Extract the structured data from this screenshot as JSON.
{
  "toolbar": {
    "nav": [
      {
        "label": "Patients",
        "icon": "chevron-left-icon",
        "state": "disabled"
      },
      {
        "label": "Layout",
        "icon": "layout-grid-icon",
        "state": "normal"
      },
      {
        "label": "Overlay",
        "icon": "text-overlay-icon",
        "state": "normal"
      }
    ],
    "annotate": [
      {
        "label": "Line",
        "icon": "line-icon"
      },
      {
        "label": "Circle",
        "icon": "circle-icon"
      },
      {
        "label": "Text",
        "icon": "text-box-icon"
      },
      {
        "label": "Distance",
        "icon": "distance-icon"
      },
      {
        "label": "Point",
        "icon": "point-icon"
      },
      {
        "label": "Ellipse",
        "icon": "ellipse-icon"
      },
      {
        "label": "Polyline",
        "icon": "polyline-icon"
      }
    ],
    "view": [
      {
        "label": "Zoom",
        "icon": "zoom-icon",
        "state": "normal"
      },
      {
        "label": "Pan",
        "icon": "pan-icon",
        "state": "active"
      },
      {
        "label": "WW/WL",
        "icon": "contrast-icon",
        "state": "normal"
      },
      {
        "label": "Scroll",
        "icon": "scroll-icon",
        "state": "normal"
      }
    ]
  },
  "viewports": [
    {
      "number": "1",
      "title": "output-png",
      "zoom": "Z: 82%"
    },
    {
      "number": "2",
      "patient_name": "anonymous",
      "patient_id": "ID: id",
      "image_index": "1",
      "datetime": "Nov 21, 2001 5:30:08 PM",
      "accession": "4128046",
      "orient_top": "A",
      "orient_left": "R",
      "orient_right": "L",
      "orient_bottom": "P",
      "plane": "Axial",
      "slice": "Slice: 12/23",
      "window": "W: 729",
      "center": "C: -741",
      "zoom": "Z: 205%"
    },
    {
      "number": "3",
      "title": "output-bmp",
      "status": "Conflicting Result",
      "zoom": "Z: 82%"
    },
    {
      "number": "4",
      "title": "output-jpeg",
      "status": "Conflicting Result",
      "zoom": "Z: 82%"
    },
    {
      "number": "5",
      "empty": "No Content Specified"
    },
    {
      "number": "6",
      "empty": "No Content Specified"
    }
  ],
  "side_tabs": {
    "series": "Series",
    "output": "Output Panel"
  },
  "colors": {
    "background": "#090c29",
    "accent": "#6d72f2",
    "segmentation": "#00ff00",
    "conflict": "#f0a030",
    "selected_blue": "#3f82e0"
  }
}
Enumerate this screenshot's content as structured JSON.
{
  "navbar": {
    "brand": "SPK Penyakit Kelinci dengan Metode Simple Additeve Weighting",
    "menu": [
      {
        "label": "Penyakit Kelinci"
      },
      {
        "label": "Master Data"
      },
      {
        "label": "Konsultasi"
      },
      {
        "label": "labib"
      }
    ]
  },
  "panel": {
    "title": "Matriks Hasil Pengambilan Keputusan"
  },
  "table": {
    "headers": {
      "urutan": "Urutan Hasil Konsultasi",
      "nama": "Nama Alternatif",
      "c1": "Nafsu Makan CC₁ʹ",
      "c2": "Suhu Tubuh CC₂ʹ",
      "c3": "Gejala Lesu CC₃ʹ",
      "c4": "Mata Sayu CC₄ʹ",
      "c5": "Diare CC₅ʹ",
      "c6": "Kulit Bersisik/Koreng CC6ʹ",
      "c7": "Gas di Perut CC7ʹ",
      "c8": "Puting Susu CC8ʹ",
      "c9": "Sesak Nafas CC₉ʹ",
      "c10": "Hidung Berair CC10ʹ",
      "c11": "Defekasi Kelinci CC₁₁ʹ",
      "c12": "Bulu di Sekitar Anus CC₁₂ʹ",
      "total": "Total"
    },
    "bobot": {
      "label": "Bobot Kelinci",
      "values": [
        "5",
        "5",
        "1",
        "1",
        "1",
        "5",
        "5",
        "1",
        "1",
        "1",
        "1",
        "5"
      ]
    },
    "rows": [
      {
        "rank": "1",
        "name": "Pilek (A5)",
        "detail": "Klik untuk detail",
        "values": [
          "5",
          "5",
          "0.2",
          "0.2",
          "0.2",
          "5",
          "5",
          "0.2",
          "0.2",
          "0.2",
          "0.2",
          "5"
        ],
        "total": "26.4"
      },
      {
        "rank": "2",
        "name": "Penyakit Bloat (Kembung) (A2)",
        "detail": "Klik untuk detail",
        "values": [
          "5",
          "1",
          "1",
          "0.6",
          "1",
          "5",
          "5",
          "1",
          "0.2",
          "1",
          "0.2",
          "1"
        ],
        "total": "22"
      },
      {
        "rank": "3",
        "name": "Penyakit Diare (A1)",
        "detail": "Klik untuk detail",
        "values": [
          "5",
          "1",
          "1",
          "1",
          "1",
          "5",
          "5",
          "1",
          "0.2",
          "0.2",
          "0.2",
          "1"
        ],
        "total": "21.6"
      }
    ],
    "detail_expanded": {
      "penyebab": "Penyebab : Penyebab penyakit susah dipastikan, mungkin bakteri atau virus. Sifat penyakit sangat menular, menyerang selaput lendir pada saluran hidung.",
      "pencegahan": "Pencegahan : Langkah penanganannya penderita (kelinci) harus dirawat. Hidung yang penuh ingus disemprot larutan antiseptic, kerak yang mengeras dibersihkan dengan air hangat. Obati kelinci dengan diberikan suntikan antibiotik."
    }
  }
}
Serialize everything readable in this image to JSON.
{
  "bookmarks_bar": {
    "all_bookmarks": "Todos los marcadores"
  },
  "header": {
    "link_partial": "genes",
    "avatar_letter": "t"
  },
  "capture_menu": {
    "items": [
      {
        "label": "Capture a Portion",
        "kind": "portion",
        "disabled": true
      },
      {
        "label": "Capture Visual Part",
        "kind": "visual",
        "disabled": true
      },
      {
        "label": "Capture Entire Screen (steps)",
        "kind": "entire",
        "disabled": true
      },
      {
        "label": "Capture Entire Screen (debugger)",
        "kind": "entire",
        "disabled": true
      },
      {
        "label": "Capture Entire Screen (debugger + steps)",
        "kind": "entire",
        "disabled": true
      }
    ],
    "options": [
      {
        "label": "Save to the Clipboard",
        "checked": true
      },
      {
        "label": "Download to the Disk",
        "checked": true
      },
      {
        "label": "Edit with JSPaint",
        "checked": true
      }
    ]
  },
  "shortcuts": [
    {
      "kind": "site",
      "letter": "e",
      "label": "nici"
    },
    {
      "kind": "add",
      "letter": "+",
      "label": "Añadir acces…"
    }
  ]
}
===============
*WHAT TO WORK ON*
Only the number is wanted: how many lines in the material above contain the string "output"?

*REPLY*
4